**The request:**
Print the data exactly as it is given, please.

Extracted data entries

───

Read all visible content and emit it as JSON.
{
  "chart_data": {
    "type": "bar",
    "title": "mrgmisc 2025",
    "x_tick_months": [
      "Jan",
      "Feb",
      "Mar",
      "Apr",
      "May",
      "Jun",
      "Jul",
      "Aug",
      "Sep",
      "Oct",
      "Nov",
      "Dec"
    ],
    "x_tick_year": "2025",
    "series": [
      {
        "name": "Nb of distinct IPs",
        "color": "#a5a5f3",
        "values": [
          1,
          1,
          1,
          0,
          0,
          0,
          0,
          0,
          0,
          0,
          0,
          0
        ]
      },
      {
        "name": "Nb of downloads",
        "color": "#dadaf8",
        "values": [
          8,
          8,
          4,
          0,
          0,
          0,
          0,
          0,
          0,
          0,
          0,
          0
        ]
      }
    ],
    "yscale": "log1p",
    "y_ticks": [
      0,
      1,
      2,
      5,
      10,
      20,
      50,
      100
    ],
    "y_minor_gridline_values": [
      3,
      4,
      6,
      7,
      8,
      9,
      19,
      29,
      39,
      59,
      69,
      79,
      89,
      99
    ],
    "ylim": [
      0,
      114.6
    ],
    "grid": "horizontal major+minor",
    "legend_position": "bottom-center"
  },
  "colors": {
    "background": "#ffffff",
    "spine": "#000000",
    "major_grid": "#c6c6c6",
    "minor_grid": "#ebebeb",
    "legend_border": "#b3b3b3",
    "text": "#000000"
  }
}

───

**Task answer:**
Read all visible content and emit it as JSON.
{
  "chart_data": {
    "type": "bar",
    "title": "mrgmisc 2025",
    "x_tick_months": [
      "Jan",
      "Feb",
      "Mar",
      "Apr",
      "May",
      "Jun",
      "Jul",
      "Aug",
      "Sep",
      "Oct",
      "Nov",
      "Dec"
    ],
    "x_tick_year": "2025",
    "series": [
      {
        "name": "Nb of distinct IPs",
        "color": "#a5a5f3",
        "values": [
          1,
          1,
          1,
          0,
          0,
          0,
          0,
          0,
          0,
          0,
          0,
          0
        ]
      },
      {
        "name": "Nb of downloads",
        "color": "#dadaf8",
        "values": [
          8,
          8,
          4,
          0,
          0,
          0,
          0,
          0,
          0,
          0,
          0,
          0
        ]
      }
    ],
    "yscale": "log1p",
    "y_ticks": [
      0,
      1,
      2,
      5,
      10,
      20,
      50,
      100
    ],
    "y_minor_gridline_values": [
      3,
      4,
      6,
      7,
      8,
      9,
      19,
      29,
      39,
      59,
      69,
      79,
      89,
      99
    ],
    "ylim": [
      0,
      114.6
    ],
    "grid": "horizontal major+minor",
    "legend_position": "bottom-center"
  },
  "colors": {
    "background": "#ffffff",
    "spine": "#000000",
    "major_grid": "#c6c6c6",
    "minor_grid": "#ebebeb",
    "legend_border": "#b3b3b3",
    "text": "#000000"
  }
}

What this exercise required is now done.